Copy out all lines of the records in which the word "color" appears.

═══ RECORDS PROVIDED ═══

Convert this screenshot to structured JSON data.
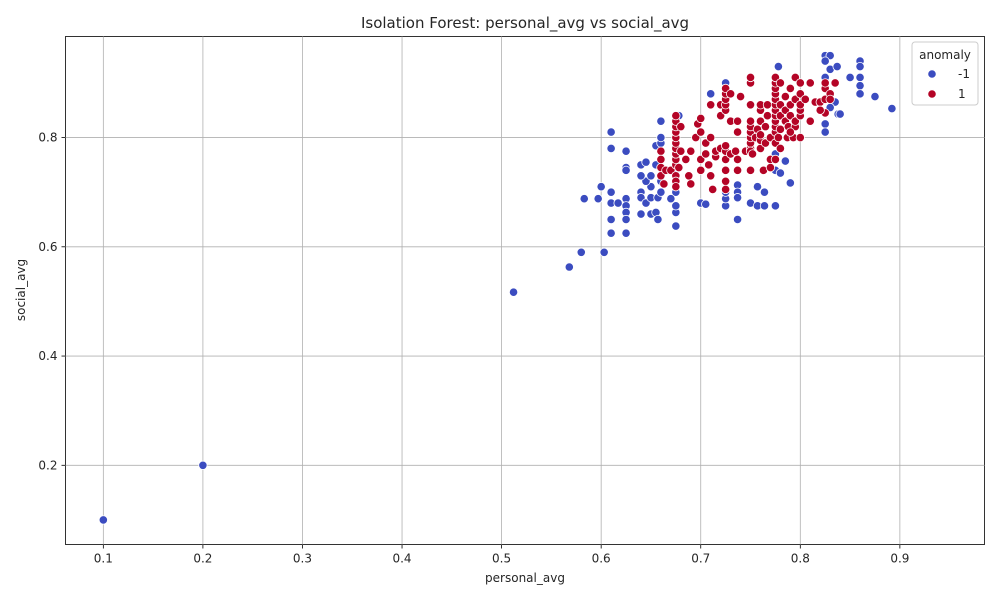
{
  "chart_data": {
    "type": "scatter",
    "title": "Isolation Forest: personal_avg vs social_avg",
    "xlabel": "personal_avg",
    "ylabel": "social_avg",
    "xlim": [
      0.062,
      0.985
    ],
    "ylim": [
      0.055,
      0.985
    ],
    "xticks": [
      "0.1",
      "0.2",
      "0.3",
      "0.4",
      "0.5",
      "0.6",
      "0.7",
      "0.8",
      "0.9"
    ],
    "xtick_values": [
      0.1,
      0.2,
      0.3,
      0.4,
      0.5,
      0.6,
      0.7,
      0.8,
      0.9
    ],
    "yticks": [
      "0.2",
      "0.4",
      "0.6",
      "0.8"
    ],
    "ytick_values": [
      0.2,
      0.4,
      0.6,
      0.8
    ],
    "grid": true,
    "legend": {
      "title": "anomaly",
      "placement": "top-right",
      "entries": [
        {
          "label": "-1",
          "color": "#3b4cc0"
        },
        {
          "label": "1",
          "color": "#b40426"
        }
      ]
    },
    "series": [
      {
        "name": "-1",
        "color": "#3b4cc0",
        "points": [
          [
            0.1,
            0.1
          ],
          [
            0.2,
            0.2
          ],
          [
            0.512,
            0.517
          ],
          [
            0.568,
            0.563
          ],
          [
            0.58,
            0.59
          ],
          [
            0.603,
            0.59
          ],
          [
            0.583,
            0.688
          ],
          [
            0.597,
            0.688
          ],
          [
            0.61,
            0.7
          ],
          [
            0.6,
            0.71
          ],
          [
            0.61,
            0.68
          ],
          [
            0.617,
            0.68
          ],
          [
            0.625,
            0.688
          ],
          [
            0.625,
            0.675
          ],
          [
            0.625,
            0.663
          ],
          [
            0.625,
            0.65
          ],
          [
            0.61,
            0.65
          ],
          [
            0.61,
            0.625
          ],
          [
            0.625,
            0.625
          ],
          [
            0.61,
            0.78
          ],
          [
            0.61,
            0.81
          ],
          [
            0.625,
            0.775
          ],
          [
            0.625,
            0.745
          ],
          [
            0.625,
            0.74
          ],
          [
            0.64,
            0.7
          ],
          [
            0.64,
            0.69
          ],
          [
            0.64,
            0.66
          ],
          [
            0.645,
            0.68
          ],
          [
            0.65,
            0.66
          ],
          [
            0.655,
            0.663
          ],
          [
            0.65,
            0.69
          ],
          [
            0.65,
            0.71
          ],
          [
            0.657,
            0.69
          ],
          [
            0.657,
            0.65
          ],
          [
            0.66,
            0.7
          ],
          [
            0.66,
            0.72
          ],
          [
            0.645,
            0.72
          ],
          [
            0.64,
            0.73
          ],
          [
            0.65,
            0.73
          ],
          [
            0.64,
            0.75
          ],
          [
            0.645,
            0.755
          ],
          [
            0.655,
            0.75
          ],
          [
            0.655,
            0.785
          ],
          [
            0.66,
            0.79
          ],
          [
            0.66,
            0.8
          ],
          [
            0.66,
            0.83
          ],
          [
            0.675,
            0.638
          ],
          [
            0.675,
            0.663
          ],
          [
            0.675,
            0.675
          ],
          [
            0.675,
            0.7
          ],
          [
            0.67,
            0.688
          ],
          [
            0.675,
            0.74
          ],
          [
            0.678,
            0.84
          ],
          [
            0.7,
            0.68
          ],
          [
            0.705,
            0.678
          ],
          [
            0.71,
            0.88
          ],
          [
            0.725,
            0.675
          ],
          [
            0.725,
            0.688
          ],
          [
            0.725,
            0.7
          ],
          [
            0.725,
            0.9
          ],
          [
            0.737,
            0.713
          ],
          [
            0.737,
            0.7
          ],
          [
            0.737,
            0.69
          ],
          [
            0.737,
            0.65
          ],
          [
            0.75,
            0.68
          ],
          [
            0.757,
            0.675
          ],
          [
            0.757,
            0.71
          ],
          [
            0.764,
            0.675
          ],
          [
            0.764,
            0.7
          ],
          [
            0.775,
            0.675
          ],
          [
            0.775,
            0.74
          ],
          [
            0.775,
            0.77
          ],
          [
            0.78,
            0.735
          ],
          [
            0.785,
            0.757
          ],
          [
            0.79,
            0.717
          ],
          [
            0.778,
            0.93
          ],
          [
            0.825,
            0.95
          ],
          [
            0.83,
            0.95
          ],
          [
            0.825,
            0.94
          ],
          [
            0.83,
            0.925
          ],
          [
            0.825,
            0.91
          ],
          [
            0.837,
            0.93
          ],
          [
            0.85,
            0.91
          ],
          [
            0.86,
            0.94
          ],
          [
            0.86,
            0.93
          ],
          [
            0.86,
            0.91
          ],
          [
            0.86,
            0.895
          ],
          [
            0.86,
            0.88
          ],
          [
            0.875,
            0.875
          ],
          [
            0.835,
            0.865
          ],
          [
            0.838,
            0.843
          ],
          [
            0.84,
            0.843
          ],
          [
            0.83,
            0.855
          ],
          [
            0.825,
            0.825
          ],
          [
            0.825,
            0.81
          ],
          [
            0.892,
            0.853
          ]
        ]
      },
      {
        "name": "1",
        "color": "#b40426",
        "points": [
          [
            0.66,
            0.775
          ],
          [
            0.66,
            0.76
          ],
          [
            0.66,
            0.745
          ],
          [
            0.66,
            0.73
          ],
          [
            0.663,
            0.715
          ],
          [
            0.665,
            0.74
          ],
          [
            0.67,
            0.74
          ],
          [
            0.675,
            0.75
          ],
          [
            0.675,
            0.76
          ],
          [
            0.675,
            0.77
          ],
          [
            0.675,
            0.78
          ],
          [
            0.675,
            0.79
          ],
          [
            0.675,
            0.8
          ],
          [
            0.675,
            0.81
          ],
          [
            0.675,
            0.82
          ],
          [
            0.675,
            0.83
          ],
          [
            0.675,
            0.84
          ],
          [
            0.675,
            0.73
          ],
          [
            0.675,
            0.72
          ],
          [
            0.675,
            0.71
          ],
          [
            0.678,
            0.745
          ],
          [
            0.68,
            0.775
          ],
          [
            0.68,
            0.82
          ],
          [
            0.685,
            0.76
          ],
          [
            0.688,
            0.73
          ],
          [
            0.69,
            0.775
          ],
          [
            0.69,
            0.715
          ],
          [
            0.695,
            0.8
          ],
          [
            0.697,
            0.825
          ],
          [
            0.7,
            0.76
          ],
          [
            0.7,
            0.74
          ],
          [
            0.7,
            0.81
          ],
          [
            0.7,
            0.835
          ],
          [
            0.705,
            0.77
          ],
          [
            0.705,
            0.79
          ],
          [
            0.708,
            0.75
          ],
          [
            0.71,
            0.73
          ],
          [
            0.71,
            0.8
          ],
          [
            0.71,
            0.86
          ],
          [
            0.712,
            0.705
          ],
          [
            0.715,
            0.765
          ],
          [
            0.715,
            0.775
          ],
          [
            0.72,
            0.78
          ],
          [
            0.72,
            0.84
          ],
          [
            0.72,
            0.86
          ],
          [
            0.725,
            0.72
          ],
          [
            0.725,
            0.705
          ],
          [
            0.725,
            0.74
          ],
          [
            0.725,
            0.76
          ],
          [
            0.725,
            0.775
          ],
          [
            0.725,
            0.785
          ],
          [
            0.725,
            0.85
          ],
          [
            0.725,
            0.86
          ],
          [
            0.725,
            0.87
          ],
          [
            0.725,
            0.88
          ],
          [
            0.725,
            0.89
          ],
          [
            0.73,
            0.77
          ],
          [
            0.73,
            0.83
          ],
          [
            0.73,
            0.88
          ],
          [
            0.735,
            0.775
          ],
          [
            0.737,
            0.76
          ],
          [
            0.737,
            0.74
          ],
          [
            0.737,
            0.81
          ],
          [
            0.737,
            0.83
          ],
          [
            0.74,
            0.875
          ],
          [
            0.745,
            0.775
          ],
          [
            0.75,
            0.78
          ],
          [
            0.75,
            0.79
          ],
          [
            0.75,
            0.8
          ],
          [
            0.75,
            0.81
          ],
          [
            0.75,
            0.82
          ],
          [
            0.75,
            0.83
          ],
          [
            0.75,
            0.86
          ],
          [
            0.75,
            0.9
          ],
          [
            0.75,
            0.91
          ],
          [
            0.75,
            0.74
          ],
          [
            0.75,
            0.775
          ],
          [
            0.752,
            0.77
          ],
          [
            0.755,
            0.8
          ],
          [
            0.757,
            0.815
          ],
          [
            0.76,
            0.78
          ],
          [
            0.76,
            0.795
          ],
          [
            0.76,
            0.805
          ],
          [
            0.76,
            0.83
          ],
          [
            0.76,
            0.85
          ],
          [
            0.76,
            0.86
          ],
          [
            0.763,
            0.74
          ],
          [
            0.765,
            0.79
          ],
          [
            0.765,
            0.82
          ],
          [
            0.767,
            0.84
          ],
          [
            0.767,
            0.86
          ],
          [
            0.77,
            0.76
          ],
          [
            0.77,
            0.745
          ],
          [
            0.77,
            0.8
          ],
          [
            0.775,
            0.79
          ],
          [
            0.775,
            0.81
          ],
          [
            0.775,
            0.82
          ],
          [
            0.775,
            0.83
          ],
          [
            0.775,
            0.84
          ],
          [
            0.775,
            0.85
          ],
          [
            0.775,
            0.86
          ],
          [
            0.775,
            0.87
          ],
          [
            0.775,
            0.88
          ],
          [
            0.775,
            0.89
          ],
          [
            0.775,
            0.9
          ],
          [
            0.775,
            0.91
          ],
          [
            0.775,
            0.76
          ],
          [
            0.778,
            0.8
          ],
          [
            0.78,
            0.78
          ],
          [
            0.78,
            0.815
          ],
          [
            0.78,
            0.84
          ],
          [
            0.78,
            0.86
          ],
          [
            0.78,
            0.9
          ],
          [
            0.785,
            0.83
          ],
          [
            0.785,
            0.85
          ],
          [
            0.785,
            0.875
          ],
          [
            0.787,
            0.8
          ],
          [
            0.788,
            0.82
          ],
          [
            0.79,
            0.86
          ],
          [
            0.79,
            0.84
          ],
          [
            0.79,
            0.89
          ],
          [
            0.793,
            0.8
          ],
          [
            0.795,
            0.82
          ],
          [
            0.795,
            0.83
          ],
          [
            0.795,
            0.87
          ],
          [
            0.795,
            0.91
          ],
          [
            0.8,
            0.8
          ],
          [
            0.8,
            0.84
          ],
          [
            0.8,
            0.85
          ],
          [
            0.8,
            0.88
          ],
          [
            0.8,
            0.9
          ],
          [
            0.8,
            0.86
          ],
          [
            0.805,
            0.87
          ],
          [
            0.81,
            0.83
          ],
          [
            0.81,
            0.9
          ],
          [
            0.815,
            0.865
          ],
          [
            0.82,
            0.865
          ],
          [
            0.825,
            0.87
          ],
          [
            0.825,
            0.89
          ],
          [
            0.825,
            0.9
          ],
          [
            0.83,
            0.88
          ],
          [
            0.83,
            0.87
          ],
          [
            0.835,
            0.9
          ],
          [
            0.825,
            0.845
          ],
          [
            0.82,
            0.85
          ],
          [
            0.79,
            0.81
          ]
        ]
      }
    ]
  }
}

═══

THE REPLY
          "color": "#3b4cc0"
          "color": "#b40426"
        "color": "#3b4cc0",
        "color": "#b40426",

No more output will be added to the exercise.